INSTRUCTIONS FOR THE TASK -
Could you write out the records below exactly as they appear, leaving out any pictures?

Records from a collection
☆ ☆ ☆ ☆ ☆ ☆ ☆
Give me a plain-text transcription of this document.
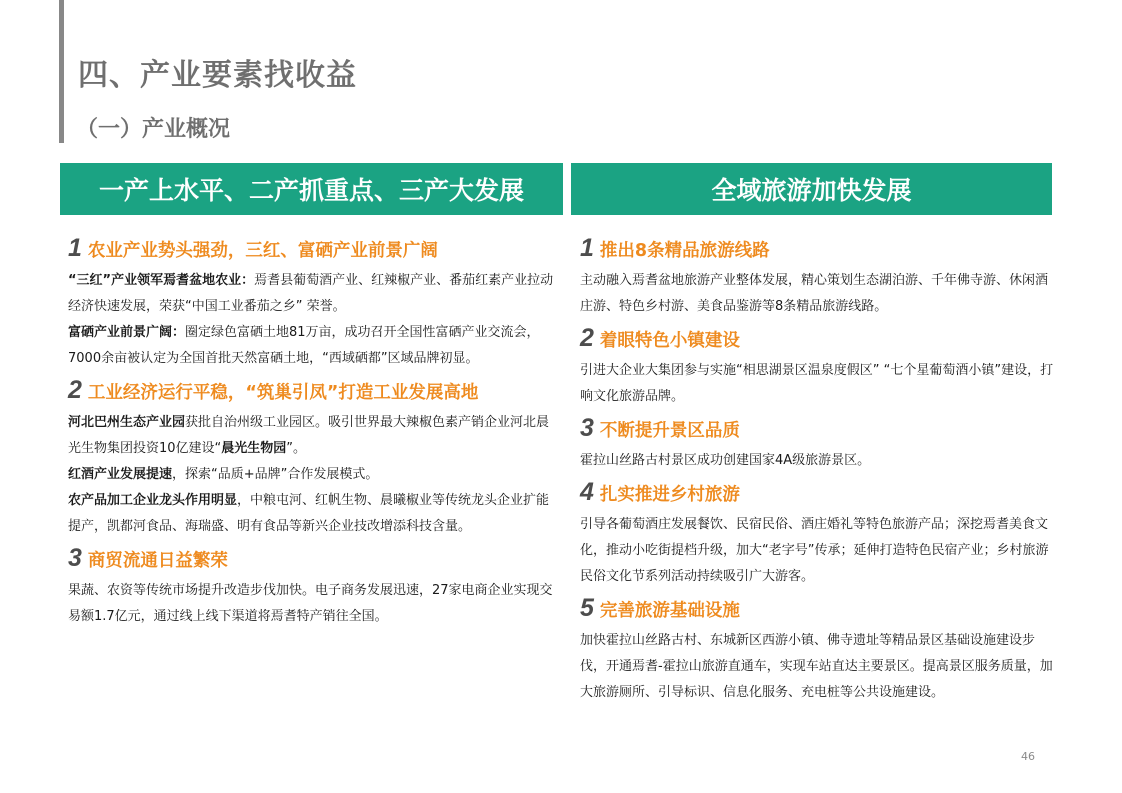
四、产业要素找收益
（一）产业概况
一产上水平、二产抓重点、三产大发展	全域旅游加快发展
1 农业产业势头强劲，三红、富硒产业前景广阔

“三红”产业领军焉耆盆地农业：焉耆县葡萄酒产业、红辣椒产业、番茄红素产业拉动经济快速发展，荣获“中国工业番茄之乡” 荣誉。

富硒产业前景广阔：圈定绿色富硒土地81万亩，成功召开全国性富硒产业交流会，7000余亩被认定为全国首批天然富硒土地，“西域硒都”区域品牌初显。

2 工业经济运行平稳，“筑巢引凤”打造工业发展高地

河北巴州生态产业园获批自治州级工业园区。吸引世界最大辣椒色素产销企业河北晨光生物集团投资10亿建设“晨光生物园”。

红酒产业发展提速，探索“品质+品牌”合作发展模式。

农产品加工企业龙头作用明显，中粮屯河、红帆生物、晨曦椒业等传统龙头企业扩能提产，凯都河食品、海瑞盛、明有食品等新兴企业技改增添科技含量。

3 商贸流通日益繁荣

果蔬、农资等传统市场提升改造步伐加快。电子商务发展迅速，27家电商企业实现交易额1.7亿元，通过线上线下渠道将焉耆特产销往全国。

1 推出8条精品旅游线路

主动融入焉耆盆地旅游产业整体发展，精心策划生态湖泊游、千年佛寺游、休闲酒庄游、特色乡村游、美食品鉴游等8条精品旅游线路。

2 着眼特色小镇建设

引进大企业大集团参与实施“相思湖景区温泉度假区” “七个星葡萄酒小镇”建设，打响文化旅游品牌。

3 不断提升景区品质

霍拉山丝路古村景区成功创建国家4A级旅游景区。

4 扎实推进乡村旅游

引导各葡萄酒庄发展餐饮、民宿民俗、酒庄婚礼等特色旅游产品；深挖焉耆美食文化，推动小吃街提档升级，加大“老字号”传承；延伸打造特色民宿产业；乡村旅游民俗文化节系列活动持续吸引广大游客。

5 完善旅游基础设施

加快霍拉山丝路古村、东城新区西游小镇、佛寺遗址等精品景区基础设施建设步伐，开通焉耆-霍拉山旅游直通车，实现车站直达主要景区。提高景区服务质量，加大旅游厕所、引导标识、信息化服务、充电桩等公共设施建设。

46
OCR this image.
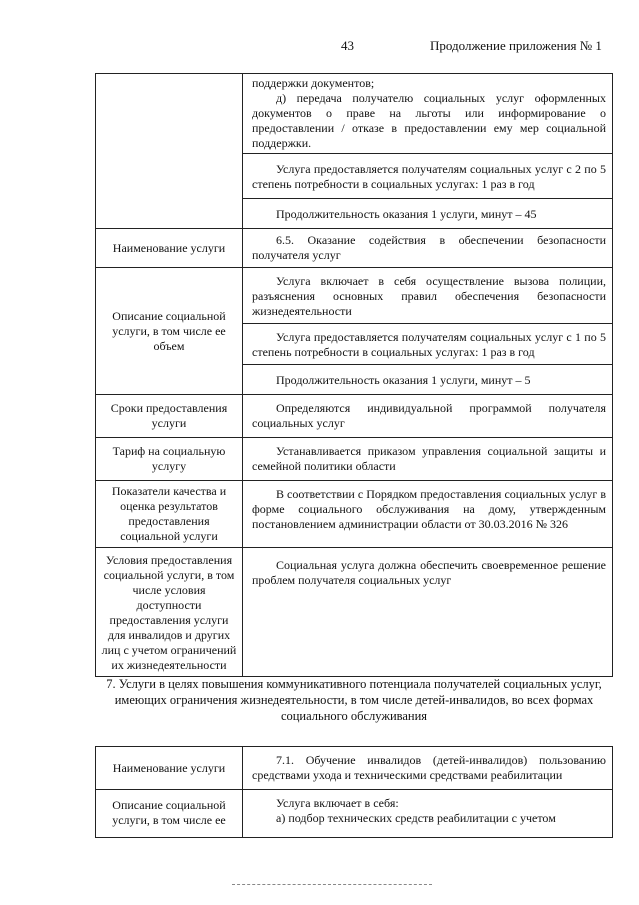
43	Продолжение приложения № 1
	поддержки документов;
д) передача получателю социальных услуг оформленных документов о праве на льготы или информирование о предоставлении / отказе в предоставлении ему мер социальной поддержки.

	Услуга предоставляется получателям социальных услуг с 2 по 5 степень потребности в социальных услугах: 1 раз в год

	Продолжительность оказания 1 услуги, минут – 45

Наименование услуги	6.5. Оказание содействия в обеспечении безопасности получателя услуг

Описание социальной услуги, в том числе ее объем	Услуга включает в себя осуществление вызова полиции, разъяснения основных правил обеспечения безопасности жизнедеятельности

	Услуга предоставляется получателям социальных услуг с 1 по 5 степень потребности в социальных услугах: 1 раз в год

	Продолжительность оказания 1 услуги, минут – 5

Сроки предоставления услуги	Определяются индивидуальной программой получателя социальных услуг

Тариф на социальную услугу	Устанавливается приказом управления социальной защиты и семейной политики области

Показатели качества и оценка результатов предоставления социальной услуги	В соответствии с Порядком предоставления социальных услуг в форме социального обслуживания на дому, утвержденным постановлением администрации области от 30.03.2016 № 326

Условия предоставления социальной услуги, в том числе условия доступности предоставления услуги для инвалидов и других лиц с учетом ограничений их жизнедеятельности	Социальная услуга должна обеспечить своевременное решение проблем получателя социальных услуг
7. Услуги в целях повышения коммуникативного потенциала получателей социальных услуг, имеющих ограничения жизнедеятельности, в том числе детей-инвалидов, во всех формах социального обслуживания
Наименование услуги	7.1. Обучение инвалидов (детей-инвалидов) пользованию средствами ухода и техническими средствами реабилитации

Описание социальной услуги, в том числе ее	Услуга включает в себя:
а) подбор технических средств реабилитации с учетом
☆ ☆ ☆ ☆ ☆ ☆ ☆
OUTPUT OF THE TASK -
Give me a plain-text transcription of this document.
四、产业要素找收益
（一）产业概况
一产上水平、二产抓重点、三产大发展	全域旅游加快发展
1 农业产业势头强劲，三红、富硒产业前景广阔

“三红”产业领军焉耆盆地农业：焉耆县葡萄酒产业、红辣椒产业、番茄红素产业拉动经济快速发展，荣获“中国工业番茄之乡” 荣誉。

富硒产业前景广阔：圈定绿色富硒土地81万亩，成功召开全国性富硒产业交流会，7000余亩被认定为全国首批天然富硒土地，“西域硒都”区域品牌初显。

2 工业经济运行平稳，“筑巢引凤”打造工业发展高地

河北巴州生态产业园获批自治州级工业园区。吸引世界最大辣椒色素产销企业河北晨光生物集团投资10亿建设“晨光生物园”。

红酒产业发展提速，探索“品质+品牌”合作发展模式。

农产品加工企业龙头作用明显，中粮屯河、红帆生物、晨曦椒业等传统龙头企业扩能提产，凯都河食品、海瑞盛、明有食品等新兴企业技改增添科技含量。

3 商贸流通日益繁荣

果蔬、农资等传统市场提升改造步伐加快。电子商务发展迅速，27家电商企业实现交易额1.7亿元，通过线上线下渠道将焉耆特产销往全国。

1 推出8条精品旅游线路

主动融入焉耆盆地旅游产业整体发展，精心策划生态湖泊游、千年佛寺游、休闲酒庄游、特色乡村游、美食品鉴游等8条精品旅游线路。

2 着眼特色小镇建设

引进大企业大集团参与实施“相思湖景区温泉度假区” “七个星葡萄酒小镇”建设，打响文化旅游品牌。

3 不断提升景区品质

霍拉山丝路古村景区成功创建国家4A级旅游景区。

4 扎实推进乡村旅游

引导各葡萄酒庄发展餐饮、民宿民俗、酒庄婚礼等特色旅游产品；深挖焉耆美食文化，推动小吃街提档升级，加大“老字号”传承；延伸打造特色民宿产业；乡村旅游民俗文化节系列活动持续吸引广大游客。

5 完善旅游基础设施

加快霍拉山丝路古村、东城新区西游小镇、佛寺遗址等精品景区基础设施建设步伐，开通焉耆-霍拉山旅游直通车，实现车站直达主要景区。提高景区服务质量，加大旅游厕所、引导标识、信息化服务、充电桩等公共设施建设。

46
OCR this image.
43	Продолжение приложения № 1
	поддержки документов;
д) передача получателю социальных услуг оформленных документов о праве на льготы или информирование о предоставлении / отказе в предоставлении ему мер социальной поддержки.

	Услуга предоставляется получателям социальных услуг с 2 по 5 степень потребности в социальных услугах: 1 раз в год

	Продолжительность оказания 1 услуги, минут – 45

Наименование услуги	6.5. Оказание содействия в обеспечении безопасности получателя услуг

Описание социальной услуги, в том числе ее объем	Услуга включает в себя осуществление вызова полиции, разъяснения основных правил обеспечения безопасности жизнедеятельности

	Услуга предоставляется получателям социальных услуг с 1 по 5 степень потребности в социальных услугах: 1 раз в год

	Продолжительность оказания 1 услуги, минут – 5

Сроки предоставления услуги	Определяются индивидуальной программой получателя социальных услуг

Тариф на социальную услугу	Устанавливается приказом управления социальной защиты и семейной политики области

Показатели качества и оценка результатов предоставления социальной услуги	В соответствии с Порядком предоставления социальных услуг в форме социального обслуживания на дому, утвержденным постановлением администрации области от 30.03.2016 № 326

Условия предоставления социальной услуги, в том числе условия доступности предоставления услуги для инвалидов и других лиц с учетом ограничений их жизнедеятельности	Социальная услуга должна обеспечить своевременное решение проблем получателя социальных услуг
7. Услуги в целях повышения коммуникативного потенциала получателей социальных услуг, имеющих ограничения жизнедеятельности, в том числе детей-инвалидов, во всех формах социального обслуживания
Наименование услуги	7.1. Обучение инвалидов (детей-инвалидов) пользованию средствами ухода и техническими средствами реабилитации

Описание социальной услуги, в том числе ее	Услуга включает в себя:
а) подбор технических средств реабилитации с учетом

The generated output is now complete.